**Prompt**:
Only lines holding the string "text" are wanted; copy each one from the material.

**Data supplied**:
....................

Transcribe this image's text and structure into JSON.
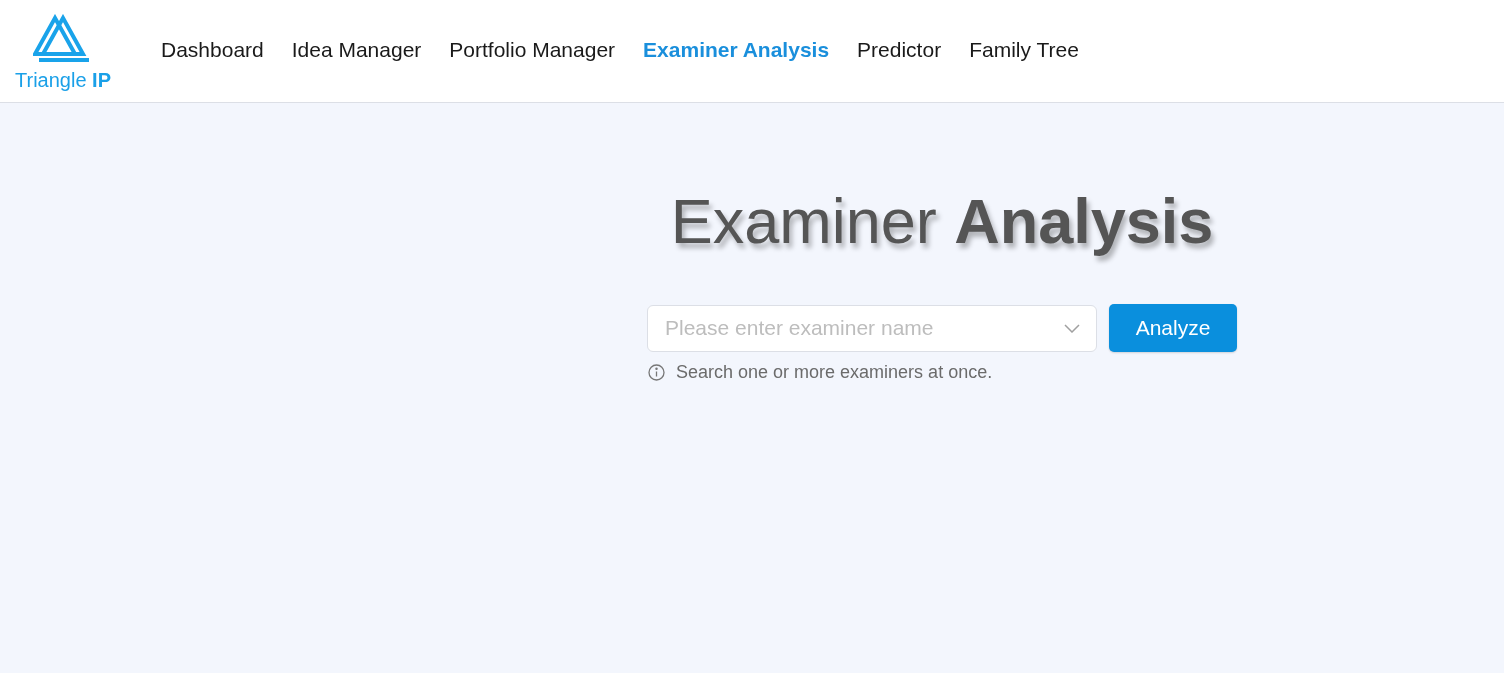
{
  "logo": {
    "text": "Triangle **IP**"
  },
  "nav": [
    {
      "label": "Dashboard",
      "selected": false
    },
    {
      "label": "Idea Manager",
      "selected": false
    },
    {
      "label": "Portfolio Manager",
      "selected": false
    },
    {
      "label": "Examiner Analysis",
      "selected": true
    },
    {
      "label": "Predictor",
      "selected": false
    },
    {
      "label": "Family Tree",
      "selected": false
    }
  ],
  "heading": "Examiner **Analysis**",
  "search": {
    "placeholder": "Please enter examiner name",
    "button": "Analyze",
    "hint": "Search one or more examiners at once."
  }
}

....................

**Final answer**:
Transcribe this image's text and structure into JSON.
    "text": "Triangle **IP**"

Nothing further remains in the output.